* **TASK INSTRUCTIONS**: Copy the data below exactly.
━━━━━━━━━━━━━━━━━━━━
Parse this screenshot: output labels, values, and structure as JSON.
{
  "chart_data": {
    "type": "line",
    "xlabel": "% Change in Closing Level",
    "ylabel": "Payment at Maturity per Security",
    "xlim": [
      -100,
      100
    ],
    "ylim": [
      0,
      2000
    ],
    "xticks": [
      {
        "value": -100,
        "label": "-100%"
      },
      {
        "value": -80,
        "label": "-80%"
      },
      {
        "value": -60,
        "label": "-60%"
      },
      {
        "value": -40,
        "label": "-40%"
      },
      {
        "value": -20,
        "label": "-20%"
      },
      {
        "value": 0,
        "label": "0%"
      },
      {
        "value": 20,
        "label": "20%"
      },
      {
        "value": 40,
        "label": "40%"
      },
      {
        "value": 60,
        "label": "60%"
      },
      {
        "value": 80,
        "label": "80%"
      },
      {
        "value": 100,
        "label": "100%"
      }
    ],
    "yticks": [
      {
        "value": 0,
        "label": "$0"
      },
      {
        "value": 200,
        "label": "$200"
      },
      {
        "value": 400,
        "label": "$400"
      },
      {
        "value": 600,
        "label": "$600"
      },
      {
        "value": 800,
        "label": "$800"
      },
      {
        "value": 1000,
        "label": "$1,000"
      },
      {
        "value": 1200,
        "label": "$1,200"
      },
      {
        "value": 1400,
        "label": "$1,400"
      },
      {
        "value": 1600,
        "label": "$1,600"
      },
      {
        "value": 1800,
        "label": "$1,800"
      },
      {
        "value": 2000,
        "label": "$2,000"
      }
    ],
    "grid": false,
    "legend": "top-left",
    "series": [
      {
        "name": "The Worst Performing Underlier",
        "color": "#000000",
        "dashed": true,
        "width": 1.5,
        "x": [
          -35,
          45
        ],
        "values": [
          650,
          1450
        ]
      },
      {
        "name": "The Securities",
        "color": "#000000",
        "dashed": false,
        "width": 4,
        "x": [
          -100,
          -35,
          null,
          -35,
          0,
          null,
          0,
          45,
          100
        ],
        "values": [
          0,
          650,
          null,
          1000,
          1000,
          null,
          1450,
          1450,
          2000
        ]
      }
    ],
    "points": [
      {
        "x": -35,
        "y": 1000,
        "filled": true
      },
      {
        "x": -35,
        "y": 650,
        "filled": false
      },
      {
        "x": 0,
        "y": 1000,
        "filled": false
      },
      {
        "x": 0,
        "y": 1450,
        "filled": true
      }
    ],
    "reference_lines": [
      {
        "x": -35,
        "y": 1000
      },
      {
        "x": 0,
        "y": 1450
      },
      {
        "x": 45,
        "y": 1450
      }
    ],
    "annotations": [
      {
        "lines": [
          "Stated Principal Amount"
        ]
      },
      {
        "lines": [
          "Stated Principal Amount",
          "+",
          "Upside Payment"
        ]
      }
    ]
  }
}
━━━━━━━━━━━━━━━━━━━━
* **PROBLEM SOLUTION**:
Parse this screenshot: output labels, values, and structure as JSON.
{
  "chart_data": {
    "type": "line",
    "xlabel": "% Change in Closing Level",
    "ylabel": "Payment at Maturity per Security",
    "xlim": [
      -100,
      100
    ],
    "ylim": [
      0,
      2000
    ],
    "xticks": [
      {
        "value": -100,
        "label": "-100%"
      },
      {
        "value": -80,
        "label": "-80%"
      },
      {
        "value": -60,
        "label": "-60%"
      },
      {
        "value": -40,
        "label": "-40%"
      },
      {
        "value": -20,
        "label": "-20%"
      },
      {
        "value": 0,
        "label": "0%"
      },
      {
        "value": 20,
        "label": "20%"
      },
      {
        "value": 40,
        "label": "40%"
      },
      {
        "value": 60,
        "label": "60%"
      },
      {
        "value": 80,
        "label": "80%"
      },
      {
        "value": 100,
        "label": "100%"
      }
    ],
    "yticks": [
      {
        "value": 0,
        "label": "$0"
      },
      {
        "value": 200,
        "label": "$200"
      },
      {
        "value": 400,
        "label": "$400"
      },
      {
        "value": 600,
        "label": "$600"
      },
      {
        "value": 800,
        "label": "$800"
      },
      {
        "value": 1000,
        "label": "$1,000"
      },
      {
        "value": 1200,
        "label": "$1,200"
      },
      {
        "value": 1400,
        "label": "$1,400"
      },
      {
        "value": 1600,
        "label": "$1,600"
      },
      {
        "value": 1800,
        "label": "$1,800"
      },
      {
        "value": 2000,
        "label": "$2,000"
      }
    ],
    "grid": false,
    "legend": "top-left",
    "series": [
      {
        "name": "The Worst Performing Underlier",
        "color": "#000000",
        "dashed": true,
        "width": 1.5,
        "x": [
          -35,
          45
        ],
        "values": [
          650,
          1450
        ]
      },
      {
        "name": "The Securities",
        "color": "#000000",
        "dashed": false,
        "width": 4,
        "x": [
          -100,
          -35,
          null,
          -35,
          0,
          null,
          0,
          45,
          100
        ],
        "values": [
          0,
          650,
          null,
          1000,
          1000,
          null,
          1450,
          1450,
          2000
        ]
      }
    ],
    "points": [
      {
        "x": -35,
        "y": 1000,
        "filled": true
      },
      {
        "x": -35,
        "y": 650,
        "filled": false
      },
      {
        "x": 0,
        "y": 1000,
        "filled": false
      },
      {
        "x": 0,
        "y": 1450,
        "filled": true
      }
    ],
    "reference_lines": [
      {
        "x": -35,
        "y": 1000
      },
      {
        "x": 0,
        "y": 1450
      },
      {
        "x": 45,
        "y": 1450
      }
    ],
    "annotations": [
      {
        "lines": [
          "Stated Principal Amount"
        ]
      },
      {
        "lines": [
          "Stated Principal Amount",
          "+",
          "Upside Payment"
        ]
      }
    ]
  }
}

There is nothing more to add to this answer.